**Task goal**
In the entries, find all lines that hold the word "JSON" and copy them.

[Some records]

----

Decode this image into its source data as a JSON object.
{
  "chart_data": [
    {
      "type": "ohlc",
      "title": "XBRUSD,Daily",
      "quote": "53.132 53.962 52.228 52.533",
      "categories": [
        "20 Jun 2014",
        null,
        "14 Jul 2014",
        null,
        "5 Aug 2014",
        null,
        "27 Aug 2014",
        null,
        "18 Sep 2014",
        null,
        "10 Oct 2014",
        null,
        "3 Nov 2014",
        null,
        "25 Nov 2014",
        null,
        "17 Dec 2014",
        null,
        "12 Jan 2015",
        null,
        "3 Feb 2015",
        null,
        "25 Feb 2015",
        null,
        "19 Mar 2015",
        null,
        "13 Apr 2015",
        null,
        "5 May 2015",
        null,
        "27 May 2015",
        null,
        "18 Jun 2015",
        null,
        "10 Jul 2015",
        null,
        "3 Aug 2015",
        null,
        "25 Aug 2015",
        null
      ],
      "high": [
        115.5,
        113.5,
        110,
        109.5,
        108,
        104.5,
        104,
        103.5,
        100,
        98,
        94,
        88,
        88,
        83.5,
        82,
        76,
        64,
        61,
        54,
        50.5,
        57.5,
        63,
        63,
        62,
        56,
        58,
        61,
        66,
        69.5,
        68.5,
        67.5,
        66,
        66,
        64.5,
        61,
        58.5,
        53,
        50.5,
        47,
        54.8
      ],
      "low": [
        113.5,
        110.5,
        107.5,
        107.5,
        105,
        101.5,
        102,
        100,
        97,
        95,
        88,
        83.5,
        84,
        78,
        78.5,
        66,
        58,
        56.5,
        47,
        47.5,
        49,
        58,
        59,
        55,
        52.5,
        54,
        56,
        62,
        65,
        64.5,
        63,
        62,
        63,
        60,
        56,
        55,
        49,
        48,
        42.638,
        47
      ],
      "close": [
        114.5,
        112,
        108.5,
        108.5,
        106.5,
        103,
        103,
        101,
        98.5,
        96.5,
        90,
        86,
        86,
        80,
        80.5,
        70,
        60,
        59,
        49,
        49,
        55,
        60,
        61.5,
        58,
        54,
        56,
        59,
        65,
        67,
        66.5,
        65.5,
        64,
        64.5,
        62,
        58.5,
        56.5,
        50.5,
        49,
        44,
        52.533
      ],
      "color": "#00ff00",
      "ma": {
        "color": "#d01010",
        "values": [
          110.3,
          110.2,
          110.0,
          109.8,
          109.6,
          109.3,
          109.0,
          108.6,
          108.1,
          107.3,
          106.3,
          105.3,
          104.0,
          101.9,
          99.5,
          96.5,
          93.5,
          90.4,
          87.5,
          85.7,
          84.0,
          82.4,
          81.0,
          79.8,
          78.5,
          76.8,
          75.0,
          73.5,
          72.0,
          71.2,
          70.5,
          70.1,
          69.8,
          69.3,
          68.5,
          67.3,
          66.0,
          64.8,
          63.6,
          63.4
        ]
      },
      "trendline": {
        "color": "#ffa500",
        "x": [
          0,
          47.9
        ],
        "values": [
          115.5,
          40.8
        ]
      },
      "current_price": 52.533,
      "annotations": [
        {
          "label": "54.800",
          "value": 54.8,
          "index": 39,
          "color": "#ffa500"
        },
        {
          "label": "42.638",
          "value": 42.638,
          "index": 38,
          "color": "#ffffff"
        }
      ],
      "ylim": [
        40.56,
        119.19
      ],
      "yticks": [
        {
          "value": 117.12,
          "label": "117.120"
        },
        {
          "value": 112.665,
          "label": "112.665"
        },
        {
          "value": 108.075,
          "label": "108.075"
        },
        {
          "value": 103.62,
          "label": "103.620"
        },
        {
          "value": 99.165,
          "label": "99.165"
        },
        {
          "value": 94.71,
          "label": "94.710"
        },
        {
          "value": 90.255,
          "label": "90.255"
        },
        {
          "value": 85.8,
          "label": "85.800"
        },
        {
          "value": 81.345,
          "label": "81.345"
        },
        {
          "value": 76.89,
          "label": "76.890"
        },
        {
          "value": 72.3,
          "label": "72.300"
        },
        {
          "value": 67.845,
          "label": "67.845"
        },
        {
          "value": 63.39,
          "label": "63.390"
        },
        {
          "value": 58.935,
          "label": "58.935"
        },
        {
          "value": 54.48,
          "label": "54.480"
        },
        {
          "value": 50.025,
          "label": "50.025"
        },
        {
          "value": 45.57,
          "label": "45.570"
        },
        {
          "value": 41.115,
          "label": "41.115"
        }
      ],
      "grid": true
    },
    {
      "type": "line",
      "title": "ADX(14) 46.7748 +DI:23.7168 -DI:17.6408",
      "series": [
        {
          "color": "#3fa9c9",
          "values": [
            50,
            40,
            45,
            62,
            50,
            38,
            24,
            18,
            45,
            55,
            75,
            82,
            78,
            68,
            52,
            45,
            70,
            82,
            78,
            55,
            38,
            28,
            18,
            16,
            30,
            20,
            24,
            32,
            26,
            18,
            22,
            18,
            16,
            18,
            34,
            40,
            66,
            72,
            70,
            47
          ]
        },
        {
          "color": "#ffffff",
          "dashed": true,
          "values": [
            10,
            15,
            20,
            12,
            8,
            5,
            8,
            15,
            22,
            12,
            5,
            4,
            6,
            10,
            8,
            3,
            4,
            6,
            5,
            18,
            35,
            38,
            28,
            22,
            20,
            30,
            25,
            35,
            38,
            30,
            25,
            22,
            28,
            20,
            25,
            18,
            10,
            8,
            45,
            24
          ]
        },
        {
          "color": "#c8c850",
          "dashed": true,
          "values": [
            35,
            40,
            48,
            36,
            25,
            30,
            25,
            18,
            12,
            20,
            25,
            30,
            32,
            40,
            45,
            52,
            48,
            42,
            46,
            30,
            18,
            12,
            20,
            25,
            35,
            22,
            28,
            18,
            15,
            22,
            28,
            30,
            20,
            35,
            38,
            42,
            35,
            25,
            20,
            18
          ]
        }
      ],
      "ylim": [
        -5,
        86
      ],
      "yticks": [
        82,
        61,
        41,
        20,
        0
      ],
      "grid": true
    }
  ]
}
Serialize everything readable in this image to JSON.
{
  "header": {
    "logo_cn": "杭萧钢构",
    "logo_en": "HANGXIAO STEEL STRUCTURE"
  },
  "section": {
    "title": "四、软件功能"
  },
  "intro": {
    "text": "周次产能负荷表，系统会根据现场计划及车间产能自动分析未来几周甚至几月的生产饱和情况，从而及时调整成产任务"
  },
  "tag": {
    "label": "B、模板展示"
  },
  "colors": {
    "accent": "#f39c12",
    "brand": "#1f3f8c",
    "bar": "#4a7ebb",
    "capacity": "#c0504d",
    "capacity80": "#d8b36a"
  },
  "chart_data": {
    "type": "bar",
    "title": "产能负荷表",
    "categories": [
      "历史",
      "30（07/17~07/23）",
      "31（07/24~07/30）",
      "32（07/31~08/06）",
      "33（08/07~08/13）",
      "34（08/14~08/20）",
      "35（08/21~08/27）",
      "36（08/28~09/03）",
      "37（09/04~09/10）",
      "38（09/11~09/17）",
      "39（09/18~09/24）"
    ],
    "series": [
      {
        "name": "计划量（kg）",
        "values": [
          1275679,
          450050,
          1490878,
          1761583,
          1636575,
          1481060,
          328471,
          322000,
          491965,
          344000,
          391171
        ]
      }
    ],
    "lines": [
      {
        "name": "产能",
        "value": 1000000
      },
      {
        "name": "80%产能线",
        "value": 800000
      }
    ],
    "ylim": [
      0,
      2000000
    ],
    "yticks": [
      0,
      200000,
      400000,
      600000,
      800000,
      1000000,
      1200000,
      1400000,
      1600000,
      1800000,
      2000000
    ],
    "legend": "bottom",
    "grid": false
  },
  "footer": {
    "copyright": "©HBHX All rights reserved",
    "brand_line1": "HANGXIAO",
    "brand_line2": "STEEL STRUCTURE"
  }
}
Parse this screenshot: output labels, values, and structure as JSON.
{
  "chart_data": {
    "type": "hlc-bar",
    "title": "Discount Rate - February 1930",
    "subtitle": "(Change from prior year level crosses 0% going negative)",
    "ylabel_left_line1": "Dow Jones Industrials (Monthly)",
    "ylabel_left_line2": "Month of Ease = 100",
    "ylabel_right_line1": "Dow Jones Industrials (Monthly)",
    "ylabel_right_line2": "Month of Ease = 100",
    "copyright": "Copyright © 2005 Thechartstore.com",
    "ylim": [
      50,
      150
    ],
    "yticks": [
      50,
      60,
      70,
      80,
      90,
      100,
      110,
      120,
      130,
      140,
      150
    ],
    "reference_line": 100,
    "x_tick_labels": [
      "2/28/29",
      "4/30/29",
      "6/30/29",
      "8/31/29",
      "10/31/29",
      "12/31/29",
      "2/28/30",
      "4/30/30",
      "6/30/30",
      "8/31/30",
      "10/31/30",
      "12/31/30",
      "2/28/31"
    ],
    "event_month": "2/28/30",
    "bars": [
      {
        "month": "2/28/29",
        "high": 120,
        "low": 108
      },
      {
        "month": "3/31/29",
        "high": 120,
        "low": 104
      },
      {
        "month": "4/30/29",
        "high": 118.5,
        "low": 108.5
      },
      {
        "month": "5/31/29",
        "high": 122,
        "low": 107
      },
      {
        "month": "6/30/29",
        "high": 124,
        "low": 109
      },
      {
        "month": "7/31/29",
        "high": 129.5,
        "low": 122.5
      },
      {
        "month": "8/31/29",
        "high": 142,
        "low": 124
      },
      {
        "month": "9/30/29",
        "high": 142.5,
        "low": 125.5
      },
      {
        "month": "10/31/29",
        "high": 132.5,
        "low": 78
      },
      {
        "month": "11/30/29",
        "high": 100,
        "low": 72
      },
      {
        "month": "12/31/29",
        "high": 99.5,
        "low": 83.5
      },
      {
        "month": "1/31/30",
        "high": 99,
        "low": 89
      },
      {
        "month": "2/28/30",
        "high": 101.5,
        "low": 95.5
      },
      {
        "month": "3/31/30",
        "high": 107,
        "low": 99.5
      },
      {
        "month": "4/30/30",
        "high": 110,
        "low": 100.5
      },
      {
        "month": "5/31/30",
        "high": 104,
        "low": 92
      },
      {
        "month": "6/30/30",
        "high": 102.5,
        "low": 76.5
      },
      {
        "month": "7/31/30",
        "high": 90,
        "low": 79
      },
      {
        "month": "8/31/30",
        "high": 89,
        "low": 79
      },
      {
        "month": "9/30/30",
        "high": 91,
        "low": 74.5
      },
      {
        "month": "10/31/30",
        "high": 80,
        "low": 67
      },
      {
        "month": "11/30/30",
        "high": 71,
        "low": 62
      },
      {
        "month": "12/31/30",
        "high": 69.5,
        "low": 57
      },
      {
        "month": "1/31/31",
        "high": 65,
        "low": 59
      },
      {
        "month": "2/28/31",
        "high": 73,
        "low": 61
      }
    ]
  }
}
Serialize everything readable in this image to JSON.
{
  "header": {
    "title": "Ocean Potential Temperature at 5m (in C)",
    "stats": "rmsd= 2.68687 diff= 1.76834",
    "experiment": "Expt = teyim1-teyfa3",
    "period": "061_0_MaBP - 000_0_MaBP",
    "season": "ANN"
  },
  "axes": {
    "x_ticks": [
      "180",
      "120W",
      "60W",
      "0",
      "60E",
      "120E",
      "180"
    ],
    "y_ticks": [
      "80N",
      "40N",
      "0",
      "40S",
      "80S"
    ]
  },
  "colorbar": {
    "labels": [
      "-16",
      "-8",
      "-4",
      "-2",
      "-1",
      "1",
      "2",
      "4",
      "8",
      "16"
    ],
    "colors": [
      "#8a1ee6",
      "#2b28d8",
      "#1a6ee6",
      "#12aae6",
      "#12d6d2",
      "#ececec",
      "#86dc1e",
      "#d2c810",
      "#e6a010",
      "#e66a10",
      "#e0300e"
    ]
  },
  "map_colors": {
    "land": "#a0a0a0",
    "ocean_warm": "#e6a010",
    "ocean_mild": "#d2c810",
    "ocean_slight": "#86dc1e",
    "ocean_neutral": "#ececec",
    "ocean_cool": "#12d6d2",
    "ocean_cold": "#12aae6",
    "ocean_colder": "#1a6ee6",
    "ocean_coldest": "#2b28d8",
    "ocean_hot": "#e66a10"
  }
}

----

**Solution to this exercise**
Decode this image into its source data as a JSON object.
Serialize everything readable in this image to JSON.
Parse this screenshot: output labels, values, and structure as JSON.
Serialize everything readable in this image to JSON.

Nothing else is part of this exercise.